Return the following forum thread on the physics of the Montgolfier balloon flight in full, reproducing every character without alteration.

Document excerpt ->
+ + +

# A little history of physics .How is physics involved in this?

1. Jul 24, 2009

### graphicer89

A little history of physics.....How is physics involved in this??

Well I was reading over something interesting and something is puzzling me. So it turns out that in 1783 the Montgolfier brothers of France launched what is possibly the first balloon flight carrying passengers which was a Duck, a rooster and a sheep. Their balloon which was a bout 35 feet in diameter and constructed of cloth lined with paper, was launched by filling it with smoke.The flight landed safely about some 8 minutes later. What i am trying to figure out is the physics that is involved with this flight ...for example in terms of its ascent, descenting and the landing this "balloon" made.....How would you explain how physics was involved in this experiment??

2. Jul 24, 2009

### RoyalCat

Re: A little history of physics.....How is physics involved in this??

The two main things I can think of as relevant are kinetic gas theory and Archimedes' Principle.
According to Archimedes, if an object of density $$\rho _1$$ is put into a fluid of density $$\rho_2 > \rho_1$$ then the object will experience an upwards lift force.

According to kinetic gas theory, a hotter gas is a less dense gas (A gas is one kind of fluid).

Do note, I only have a rudimentary understanding of both, so you should probably wait for someone to confirm what I've wrote.

+ + +

Source data ->
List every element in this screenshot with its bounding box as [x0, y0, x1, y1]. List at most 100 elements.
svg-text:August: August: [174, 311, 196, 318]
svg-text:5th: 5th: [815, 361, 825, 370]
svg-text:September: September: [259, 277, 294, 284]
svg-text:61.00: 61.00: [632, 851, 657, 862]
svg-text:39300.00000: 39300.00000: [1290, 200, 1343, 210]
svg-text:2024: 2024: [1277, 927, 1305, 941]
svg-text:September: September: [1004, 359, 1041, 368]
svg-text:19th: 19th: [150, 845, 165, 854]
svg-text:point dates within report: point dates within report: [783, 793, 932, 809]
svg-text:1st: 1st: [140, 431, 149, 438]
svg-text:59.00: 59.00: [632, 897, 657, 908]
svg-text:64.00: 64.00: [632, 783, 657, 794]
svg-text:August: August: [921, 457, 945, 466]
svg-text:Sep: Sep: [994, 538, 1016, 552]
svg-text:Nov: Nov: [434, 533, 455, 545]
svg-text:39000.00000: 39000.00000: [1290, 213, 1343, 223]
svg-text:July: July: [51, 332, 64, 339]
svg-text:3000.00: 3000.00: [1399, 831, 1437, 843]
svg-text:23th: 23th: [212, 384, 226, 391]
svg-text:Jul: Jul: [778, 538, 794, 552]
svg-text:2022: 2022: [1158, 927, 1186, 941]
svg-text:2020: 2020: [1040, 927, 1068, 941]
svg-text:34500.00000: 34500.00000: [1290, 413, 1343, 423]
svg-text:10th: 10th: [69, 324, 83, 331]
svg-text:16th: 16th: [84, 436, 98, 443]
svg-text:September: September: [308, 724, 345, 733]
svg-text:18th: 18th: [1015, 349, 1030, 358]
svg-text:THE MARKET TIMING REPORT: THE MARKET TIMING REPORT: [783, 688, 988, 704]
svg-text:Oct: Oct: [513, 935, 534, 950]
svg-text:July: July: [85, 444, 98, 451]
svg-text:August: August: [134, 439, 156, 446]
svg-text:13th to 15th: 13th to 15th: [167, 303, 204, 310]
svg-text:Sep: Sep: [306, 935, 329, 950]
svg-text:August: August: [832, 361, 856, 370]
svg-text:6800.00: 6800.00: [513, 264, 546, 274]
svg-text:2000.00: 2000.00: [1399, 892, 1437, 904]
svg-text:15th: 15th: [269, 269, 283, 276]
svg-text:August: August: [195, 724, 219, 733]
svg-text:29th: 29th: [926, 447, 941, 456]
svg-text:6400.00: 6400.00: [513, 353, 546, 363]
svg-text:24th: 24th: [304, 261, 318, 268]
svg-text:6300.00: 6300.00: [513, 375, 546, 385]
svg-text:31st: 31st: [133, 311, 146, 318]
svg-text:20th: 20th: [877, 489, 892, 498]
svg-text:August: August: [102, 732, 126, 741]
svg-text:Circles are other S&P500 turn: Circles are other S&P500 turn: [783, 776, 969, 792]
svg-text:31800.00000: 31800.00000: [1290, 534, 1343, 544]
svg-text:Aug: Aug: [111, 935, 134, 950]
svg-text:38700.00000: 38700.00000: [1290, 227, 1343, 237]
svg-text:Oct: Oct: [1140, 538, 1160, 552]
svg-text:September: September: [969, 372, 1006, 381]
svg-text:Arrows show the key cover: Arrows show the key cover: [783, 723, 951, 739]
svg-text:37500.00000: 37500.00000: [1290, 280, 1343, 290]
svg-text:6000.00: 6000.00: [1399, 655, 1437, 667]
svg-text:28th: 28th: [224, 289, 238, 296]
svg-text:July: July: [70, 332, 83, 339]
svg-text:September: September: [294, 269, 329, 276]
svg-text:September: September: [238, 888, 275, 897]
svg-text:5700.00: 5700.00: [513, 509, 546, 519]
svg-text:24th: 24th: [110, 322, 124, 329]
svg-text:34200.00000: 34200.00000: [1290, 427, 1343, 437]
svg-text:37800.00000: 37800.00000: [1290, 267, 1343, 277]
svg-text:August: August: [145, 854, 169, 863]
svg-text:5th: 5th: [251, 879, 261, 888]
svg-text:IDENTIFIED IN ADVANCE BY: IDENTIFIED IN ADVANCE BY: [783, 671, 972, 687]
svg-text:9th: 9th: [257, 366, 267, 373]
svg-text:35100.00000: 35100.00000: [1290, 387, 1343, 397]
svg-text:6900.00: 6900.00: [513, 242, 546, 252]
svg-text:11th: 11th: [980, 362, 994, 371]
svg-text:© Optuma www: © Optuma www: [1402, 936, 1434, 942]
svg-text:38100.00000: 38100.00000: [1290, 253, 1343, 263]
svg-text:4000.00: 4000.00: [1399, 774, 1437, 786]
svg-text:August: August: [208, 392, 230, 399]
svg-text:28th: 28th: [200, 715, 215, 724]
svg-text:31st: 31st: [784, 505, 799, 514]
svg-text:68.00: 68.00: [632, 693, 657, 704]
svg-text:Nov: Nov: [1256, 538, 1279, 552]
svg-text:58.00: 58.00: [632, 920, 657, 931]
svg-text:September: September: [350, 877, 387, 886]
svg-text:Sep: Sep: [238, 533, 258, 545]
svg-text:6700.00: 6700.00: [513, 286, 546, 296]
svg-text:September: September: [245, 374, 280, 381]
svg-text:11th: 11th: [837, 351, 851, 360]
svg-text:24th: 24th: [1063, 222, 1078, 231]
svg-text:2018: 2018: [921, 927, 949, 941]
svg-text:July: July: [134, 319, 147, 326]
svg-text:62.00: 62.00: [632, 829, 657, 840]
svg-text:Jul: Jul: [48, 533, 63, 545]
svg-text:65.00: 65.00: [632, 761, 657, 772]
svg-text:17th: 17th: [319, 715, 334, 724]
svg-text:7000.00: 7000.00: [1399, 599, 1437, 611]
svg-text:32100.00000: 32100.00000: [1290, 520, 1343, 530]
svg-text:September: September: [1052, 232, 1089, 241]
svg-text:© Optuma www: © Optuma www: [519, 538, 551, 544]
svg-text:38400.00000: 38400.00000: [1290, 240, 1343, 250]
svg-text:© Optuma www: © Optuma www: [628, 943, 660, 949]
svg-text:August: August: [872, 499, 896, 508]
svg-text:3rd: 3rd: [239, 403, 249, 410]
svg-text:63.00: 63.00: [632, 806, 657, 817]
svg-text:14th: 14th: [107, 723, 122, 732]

+ + +

Answer to the exercise ->
# A little history of physics .How is physics involved in this?

1. Jul 24, 2009

### graphicer89

A little history of physics.....How is physics involved in this??

Well I was reading over something interesting and something is puzzling me. So it turns out that in 1783 the Montgolfier brothers of France launched what is possibly the first balloon flight carrying passengers which was a Duck, a rooster and a sheep. Their balloon which was a bout 35 feet in diameter and constructed of cloth lined with paper, was launched by filling it with smoke.The flight landed safely about some 8 minutes later. What i am trying to figure out is the physics that is involved with this flight ...for example in terms of its ascent, descenting and the landing this "balloon" made.....How would you explain how physics was involved in this experiment??

2. Jul 24, 2009

### RoyalCat

Re: A little history of physics.....How is physics involved in this??

The two main things I can think of as relevant are kinetic gas theory and Archimedes' Principle.
According to Archimedes, if an object of density $$\rho _1$$ is put into a fluid of density $$\rho_2 > \rho_1$$ then the object will experience an upwards lift force.

According to kinetic gas theory, a hotter gas is a less dense gas (A gas is one kind of fluid).

Do note, I only have a rudimentary understanding of both, so you should probably wait for someone to confirm what I've wrote.